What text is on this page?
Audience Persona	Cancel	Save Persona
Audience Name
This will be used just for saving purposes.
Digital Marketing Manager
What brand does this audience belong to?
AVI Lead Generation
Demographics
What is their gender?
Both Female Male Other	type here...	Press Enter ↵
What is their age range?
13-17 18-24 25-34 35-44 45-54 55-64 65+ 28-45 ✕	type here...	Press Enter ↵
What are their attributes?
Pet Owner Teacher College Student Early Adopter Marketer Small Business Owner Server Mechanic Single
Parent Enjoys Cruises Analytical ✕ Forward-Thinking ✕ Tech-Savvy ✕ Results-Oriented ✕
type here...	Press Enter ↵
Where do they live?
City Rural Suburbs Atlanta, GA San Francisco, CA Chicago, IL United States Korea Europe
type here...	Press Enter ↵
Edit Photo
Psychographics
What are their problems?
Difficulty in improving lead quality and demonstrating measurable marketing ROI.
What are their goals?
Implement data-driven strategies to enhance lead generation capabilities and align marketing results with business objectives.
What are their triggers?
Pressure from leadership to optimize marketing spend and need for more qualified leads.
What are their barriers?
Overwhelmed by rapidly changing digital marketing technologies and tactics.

•••

§ Your goal
Quote all of the entries exactly as they appear.

§ Task output
What text is on this page?
Audience Persona	Cancel	Save Persona
Audience Name
This will be used just for saving purposes.
Digital Marketing Manager
What brand does this audience belong to?
AVI Lead Generation
Demographics
What is their gender?
Both Female Male Other	type here...	Press Enter ↵
What is their age range?
13-17 18-24 25-34 35-44 45-54 55-64 65+ 28-45 ✕	type here...	Press Enter ↵
What are their attributes?
Pet Owner Teacher College Student Early Adopter Marketer Small Business Owner Server Mechanic Single
Parent Enjoys Cruises Analytical ✕ Forward-Thinking ✕ Tech-Savvy ✕ Results-Oriented ✕
type here...	Press Enter ↵
Where do they live?
City Rural Suburbs Atlanta, GA San Francisco, CA Chicago, IL United States Korea Europe
type here...	Press Enter ↵
Edit Photo
Psychographics
What are their problems?
Difficulty in improving lead quality and demonstrating measurable marketing ROI.
What are their goals?
Implement data-driven strategies to enhance lead generation capabilities and align marketing results with business objectives.
What are their triggers?
Pressure from leadership to optimize marketing spend and need for more qualified leads.
What are their barriers?
Overwhelmed by rapidly changing digital marketing technologies and tactics.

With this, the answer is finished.